> _Requirement_
Filter the data for lines with the word "JSON", then copy every line so identified.
___ Records to process
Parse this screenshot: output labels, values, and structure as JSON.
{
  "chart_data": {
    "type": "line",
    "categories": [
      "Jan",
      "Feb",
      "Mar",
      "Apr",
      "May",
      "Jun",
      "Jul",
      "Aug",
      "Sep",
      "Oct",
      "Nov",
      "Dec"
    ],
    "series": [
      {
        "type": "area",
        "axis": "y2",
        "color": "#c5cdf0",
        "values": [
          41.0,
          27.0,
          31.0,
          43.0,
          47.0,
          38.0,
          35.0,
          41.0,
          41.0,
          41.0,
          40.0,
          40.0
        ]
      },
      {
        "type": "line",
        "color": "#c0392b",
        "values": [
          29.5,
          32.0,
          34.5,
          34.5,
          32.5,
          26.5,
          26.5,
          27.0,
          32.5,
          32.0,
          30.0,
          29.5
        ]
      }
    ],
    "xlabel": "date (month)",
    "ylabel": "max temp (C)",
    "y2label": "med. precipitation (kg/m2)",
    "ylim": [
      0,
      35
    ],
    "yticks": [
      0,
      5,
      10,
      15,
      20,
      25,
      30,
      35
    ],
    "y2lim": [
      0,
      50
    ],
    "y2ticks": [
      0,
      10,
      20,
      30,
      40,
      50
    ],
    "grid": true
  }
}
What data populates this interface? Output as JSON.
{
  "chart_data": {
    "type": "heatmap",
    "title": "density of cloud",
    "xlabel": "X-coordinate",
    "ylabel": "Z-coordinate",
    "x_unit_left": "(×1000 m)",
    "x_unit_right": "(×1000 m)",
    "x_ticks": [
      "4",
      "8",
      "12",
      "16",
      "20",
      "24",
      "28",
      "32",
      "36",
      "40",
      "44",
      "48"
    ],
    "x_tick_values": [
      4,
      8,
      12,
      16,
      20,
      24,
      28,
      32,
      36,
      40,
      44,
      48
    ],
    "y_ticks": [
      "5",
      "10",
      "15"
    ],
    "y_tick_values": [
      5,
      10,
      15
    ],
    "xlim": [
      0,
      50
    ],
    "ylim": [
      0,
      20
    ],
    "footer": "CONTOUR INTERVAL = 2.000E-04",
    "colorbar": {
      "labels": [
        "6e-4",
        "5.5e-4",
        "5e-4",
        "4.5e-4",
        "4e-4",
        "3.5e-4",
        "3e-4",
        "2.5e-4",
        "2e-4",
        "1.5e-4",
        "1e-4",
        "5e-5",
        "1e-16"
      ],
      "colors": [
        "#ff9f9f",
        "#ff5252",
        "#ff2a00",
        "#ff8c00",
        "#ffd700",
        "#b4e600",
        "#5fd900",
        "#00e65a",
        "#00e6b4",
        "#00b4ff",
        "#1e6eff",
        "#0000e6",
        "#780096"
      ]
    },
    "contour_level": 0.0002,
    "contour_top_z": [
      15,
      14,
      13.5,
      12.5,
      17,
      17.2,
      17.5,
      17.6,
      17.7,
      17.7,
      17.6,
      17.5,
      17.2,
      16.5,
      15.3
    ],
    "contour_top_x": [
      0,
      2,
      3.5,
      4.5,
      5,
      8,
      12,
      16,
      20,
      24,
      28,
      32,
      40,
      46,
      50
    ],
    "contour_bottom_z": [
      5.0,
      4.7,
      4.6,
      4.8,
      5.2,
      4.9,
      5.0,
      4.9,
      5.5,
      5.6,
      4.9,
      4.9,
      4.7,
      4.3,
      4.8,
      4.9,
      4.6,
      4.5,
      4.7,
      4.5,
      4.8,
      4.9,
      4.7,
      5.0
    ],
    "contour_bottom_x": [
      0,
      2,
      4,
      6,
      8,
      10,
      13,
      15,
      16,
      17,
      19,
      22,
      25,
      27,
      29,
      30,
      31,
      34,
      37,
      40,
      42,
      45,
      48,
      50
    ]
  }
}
______
> _Response to this task_
Parse this screenshot: output labels, values, and structure as JSON.
What data populates this interface? Output as JSON.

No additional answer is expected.